== To be done ==
The records that follow are to be transcribed in full, without their images.

== Stored records ==
------------------------
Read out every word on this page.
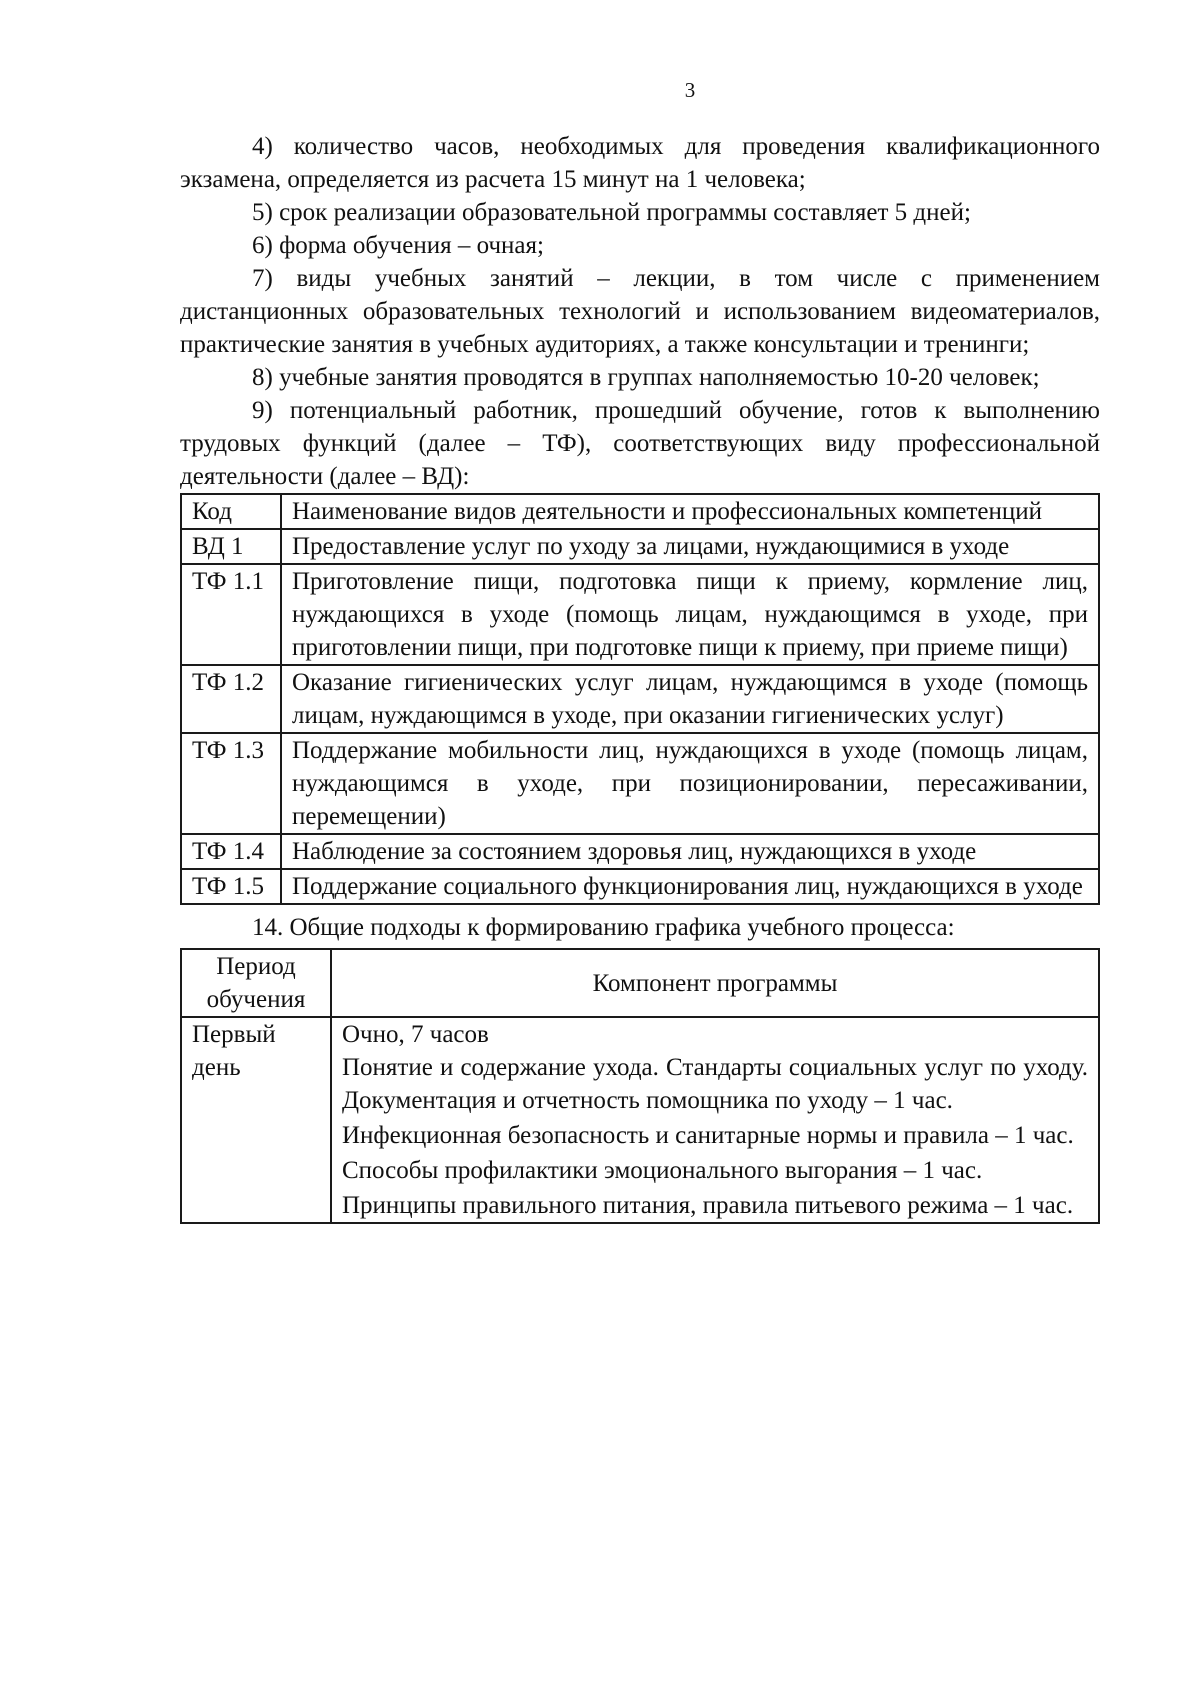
3

4) количество часов, необходимых для проведения квалификационного экзамена, определяется из расчета 15 минут на 1 человека;

5) срок реализации образовательной программы составляет 5 дней;

6) форма обучения – очная;

7) виды учебных занятий – лекции, в том числе с применением дистанционных образовательных технологий и использованием видеоматериалов, практические занятия в учебных аудиториях, а также консультации и тренинги;

8) учебные занятия проводятся в группах наполняемостью 10-20 человек;

9) потенциальный работник, прошедший обучение, готов к выполнению трудовых функций (далее – ТФ), соответствующих виду профессиональной деятельности (далее – ВД):

Код	Наименование видов деятельности и профессиональных компетенций
ВД 1	Предоставление услуг по уходу за лицами, нуждающимися в уходе
ТФ 1.1	Приготовление пищи, подготовка пищи к приему, кормление лиц, нуждающихся в уходе (помощь лицам, нуждающимся в уходе, при приготовлении пищи, при подготовке пищи к приему, при приеме пищи)
ТФ 1.2	Оказание гигиенических услуг лицам, нуждающимся в уходе (помощь лицам, нуждающимся в уходе, при оказании гигиенических услуг)
ТФ 1.3	Поддержание мобильности лиц, нуждающихся в уходе (помощь лицам, нуждающимся в уходе, при позиционировании, пересаживании, перемещении)
ТФ 1.4	Наблюдение за состоянием здоровья лиц, нуждающихся в уходе
ТФ 1.5	Поддержание социального функционирования лиц, нуждающихся в уходе

14. Общие подходы к формированию графика учебного процесса:

Период обучения	Компонент программы
Первый день	Очно, 7 часов
Понятие и содержание ухода. Стандарты социальных услуг по уходу. Документация и отчетность помощника по уходу – 1 час.
Инфекционная безопасность и санитарные нормы и правила – 1 час.
Способы профилактики эмоционального выгорания – 1 час.
Принципы правильного питания, правила питьевого режима – 1 час.
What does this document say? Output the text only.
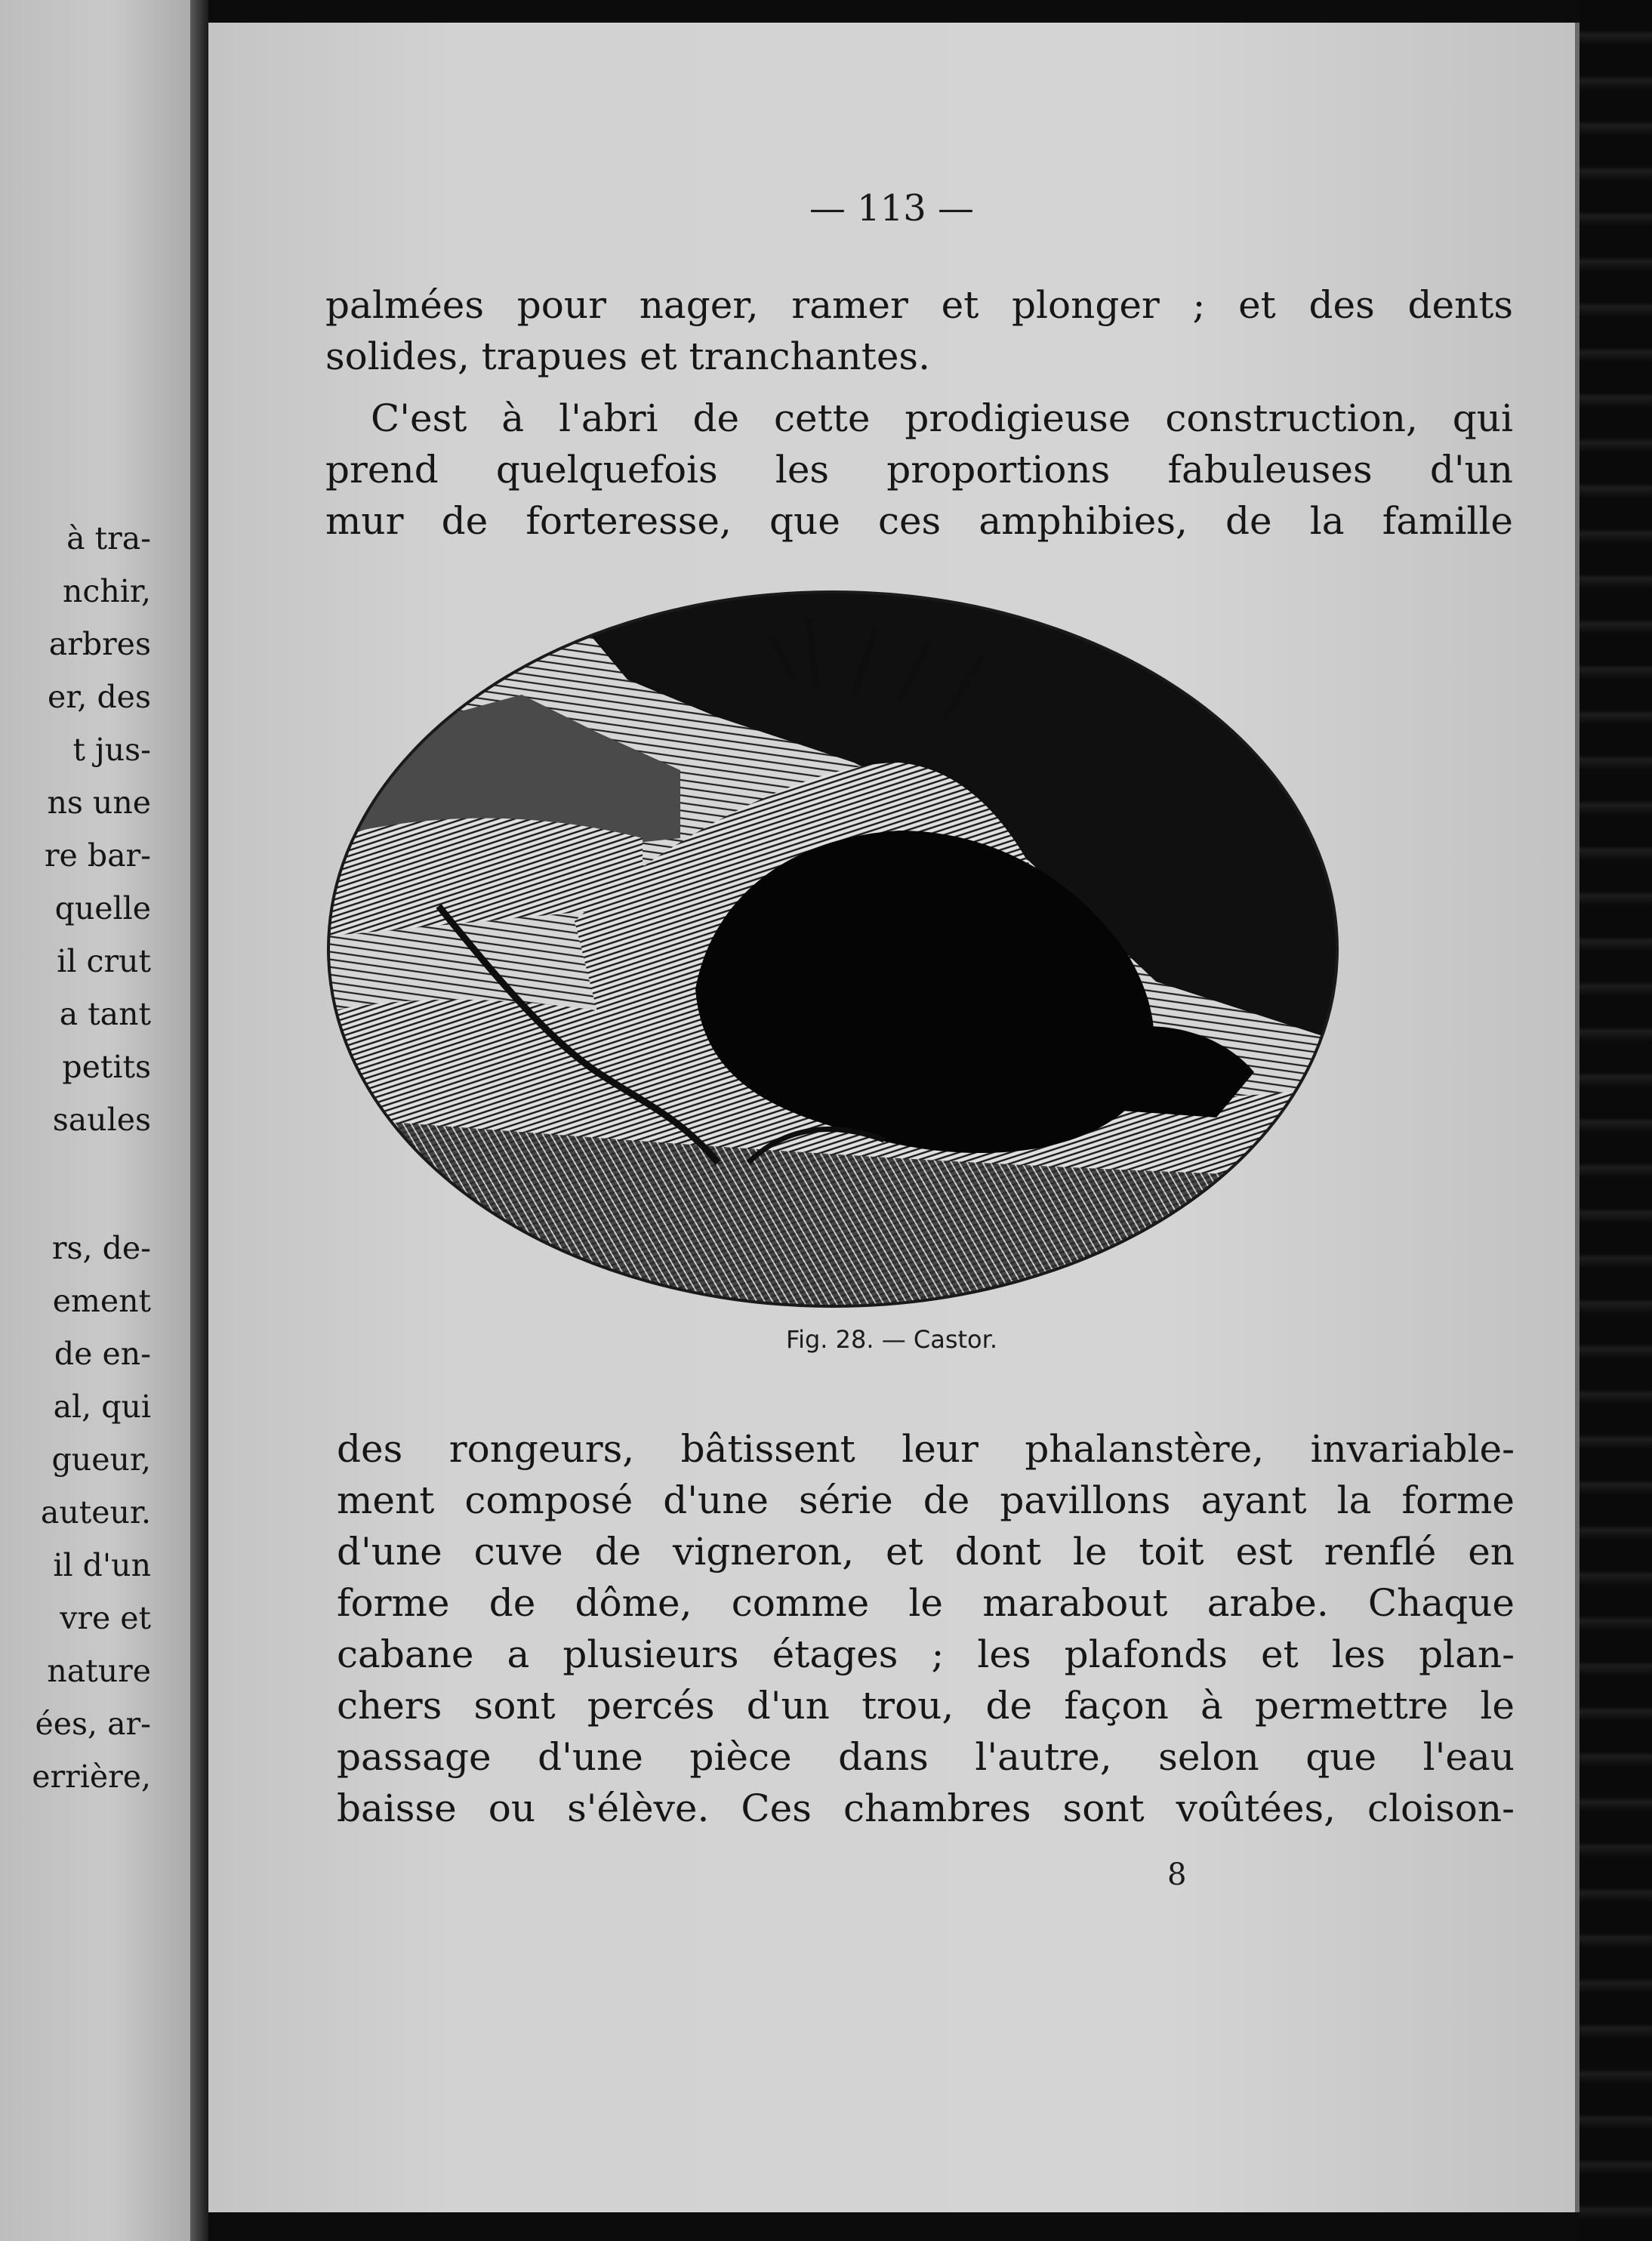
à tra-
nchir,
arbres
er, des
t jus-
ns une
re bar-
quelle
il crut
a tant
petits
saules
rs, de-
ement
de en-
al, qui
gueur,
auteur.
il d'un
vre et
nature
ées, ar-
errière,
— 113 —
palmées pour nager, ramer et plonger ; et des dents
solides, trapues et tranchantes.
C'est à l'abri de cette prodigieuse construction, qui
prend quelquefois les proportions fabuleuses d'un
mur de forteresse, que ces amphibies, de la famille
Fig. 28. — Castor.
des rongeurs, bâtissent leur phalanstère, invariable-
ment composé d'une série de pavillons ayant la forme
d'une cuve de vigneron, et dont le toit est renflé en
forme de dôme, comme le marabout arabe. Chaque
cabane a plusieurs étages ; les plafonds et les plan-
chers sont percés d'un trou, de façon à permettre le
passage d'une pièce dans l'autre, selon que l'eau
baisse ou s'élève. Ces chambres sont voûtées, cloison-
8
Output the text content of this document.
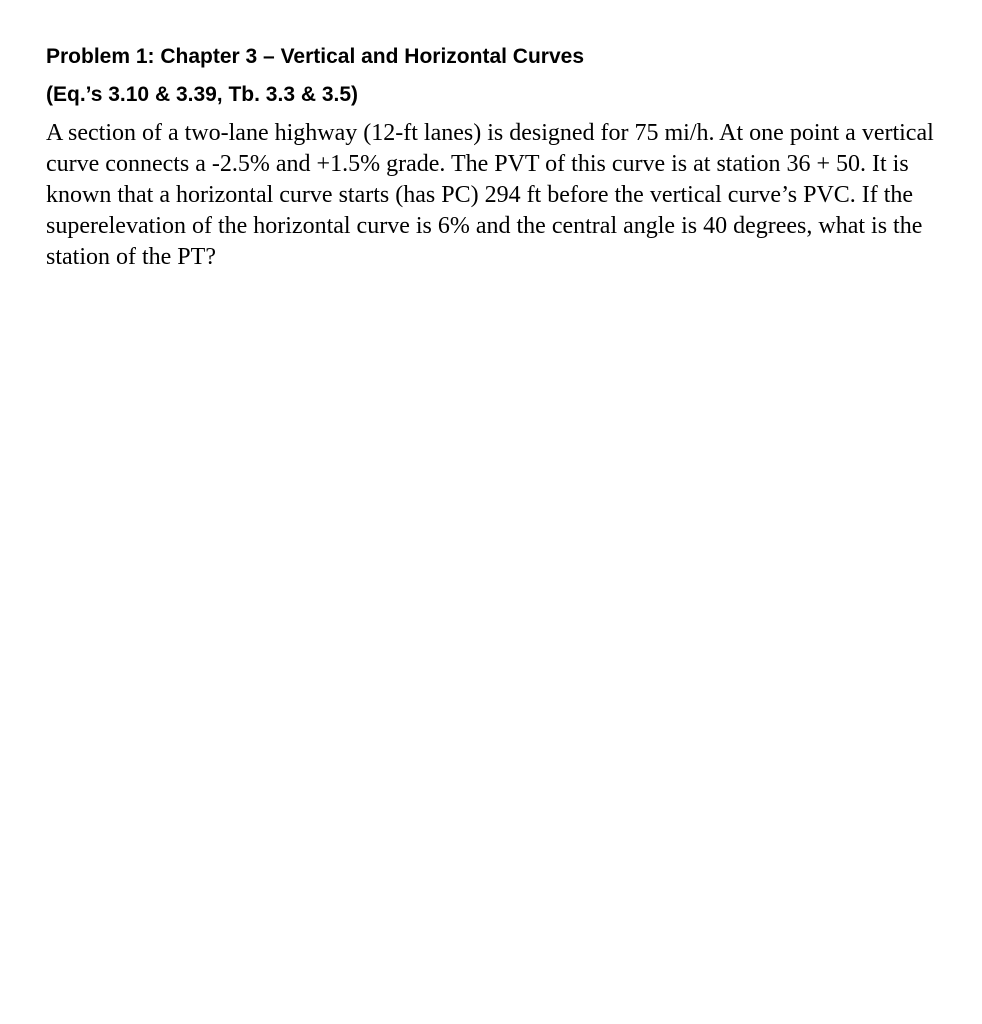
Problem 1: Chapter 3 – Vertical and Horizontal Curves
(Eq.’s 3.10 & 3.39, Tb. 3.3 & 3.5)

A section of a two-lane highway (12-ft lanes) is designed for 75 mi/h. At one point a vertical curve connects a -2.5% and +1.5% grade. The PVT of this curve is at station 36 + 50. It is known that a horizontal curve starts (has PC) 294 ft before the vertical curve’s PVC. If the superelevation of the horizontal curve is 6% and the central angle is 40 degrees, what is the station of the PT?
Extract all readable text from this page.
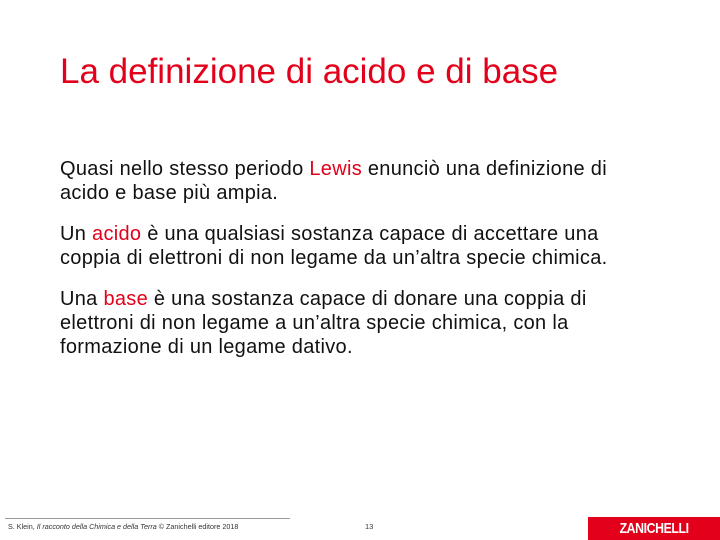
La definizione di acido e di base

Quasi nello stesso periodo Lewis enunciò una definizione di acido e base più ampia.

Un acido è una qualsiasi sostanza capace di accettare una coppia di elettroni di non legame da un’altra specie chimica.

Una base è una sostanza capace di donare una coppia di elettroni di non legame a un’altra specie chimica, con la formazione di un legame dativo.

S. Klein, Il racconto della Chimica e della Terra © Zanichelli editore 2018	13	ZANICHELLI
------------------------
== Finished exercise ==
Read out every word on this page.
3

4) количество часов, необходимых для проведения квалификационного экзамена, определяется из расчета 15 минут на 1 человека;

5) срок реализации образовательной программы составляет 5 дней;

6) форма обучения – очная;

7) виды учебных занятий – лекции, в том числе с применением дистанционных образовательных технологий и использованием видеоматериалов, практические занятия в учебных аудиториях, а также консультации и тренинги;

8) учебные занятия проводятся в группах наполняемостью 10-20 человек;

9) потенциальный работник, прошедший обучение, готов к выполнению трудовых функций (далее – ТФ), соответствующих виду профессиональной деятельности (далее – ВД):

Код	Наименование видов деятельности и профессиональных компетенций
ВД 1	Предоставление услуг по уходу за лицами, нуждающимися в уходе
ТФ 1.1	Приготовление пищи, подготовка пищи к приему, кормление лиц, нуждающихся в уходе (помощь лицам, нуждающимся в уходе, при приготовлении пищи, при подготовке пищи к приему, при приеме пищи)
ТФ 1.2	Оказание гигиенических услуг лицам, нуждающимся в уходе (помощь лицам, нуждающимся в уходе, при оказании гигиенических услуг)
ТФ 1.3	Поддержание мобильности лиц, нуждающихся в уходе (помощь лицам, нуждающимся в уходе, при позиционировании, пересаживании, перемещении)
ТФ 1.4	Наблюдение за состоянием здоровья лиц, нуждающихся в уходе
ТФ 1.5	Поддержание социального функционирования лиц, нуждающихся в уходе

14. Общие подходы к формированию графика учебного процесса:

Период обучения	Компонент программы
Первый день	Очно, 7 часов
Понятие и содержание ухода. Стандарты социальных услуг по уходу. Документация и отчетность помощника по уходу – 1 час.
Инфекционная безопасность и санитарные нормы и правила – 1 час.
Способы профилактики эмоционального выгорания – 1 час.
Принципы правильного питания, правила питьевого режима – 1 час.
What does this document say? Output the text only.
à tra-
nchir,
arbres
er, des
t jus-
ns une
re bar-
quelle
il crut
a tant
petits
saules
rs, de-
ement
de en-
al, qui
gueur,
auteur.
il d'un
vre et
nature
ées, ar-
errière,
— 113 —
palmées pour nager, ramer et plonger ; et des dents
solides, trapues et tranchantes.
C'est à l'abri de cette prodigieuse construction, qui
prend quelquefois les proportions fabuleuses d'un
mur de forteresse, que ces amphibies, de la famille
Fig. 28. — Castor.
des rongeurs, bâtissent leur phalanstère, invariable-
ment composé d'une série de pavillons ayant la forme
d'une cuve de vigneron, et dont le toit est renflé en
forme de dôme, comme le marabout arabe. Chaque
cabane a plusieurs étages ; les plafonds et les plan-
chers sont percés d'un trou, de façon à permettre le
passage d'une pièce dans l'autre, selon que l'eau
baisse ou s'élève. Ces chambres sont voûtées, cloison-
8
Output the text content of this document.
Problem 1: Chapter 3 – Vertical and Horizontal Curves
(Eq.’s 3.10 & 3.39, Tb. 3.3 & 3.5)

A section of a two-lane highway (12-ft lanes) is designed for 75 mi/h. At one point a vertical curve connects a -2.5% and +1.5% grade. The PVT of this curve is at station 36 + 50. It is known that a horizontal curve starts (has PC) 294 ft before the vertical curve’s PVC. If the superelevation of the horizontal curve is 6% and the central angle is 40 degrees, what is the station of the PT?
Extract all readable text from this page.
La definizione di acido e di base

Quasi nello stesso periodo Lewis enunciò una definizione di acido e base più ampia.

Un acido è una qualsiasi sostanza capace di accettare una coppia di elettroni di non legame da un’altra specie chimica.

Una base è una sostanza capace di donare una coppia di elettroni di non legame a un’altra specie chimica, con la formazione di un legame dativo.

S. Klein, Il racconto della Chimica e della Terra © Zanichelli editore 2018	13	ZANICHELLI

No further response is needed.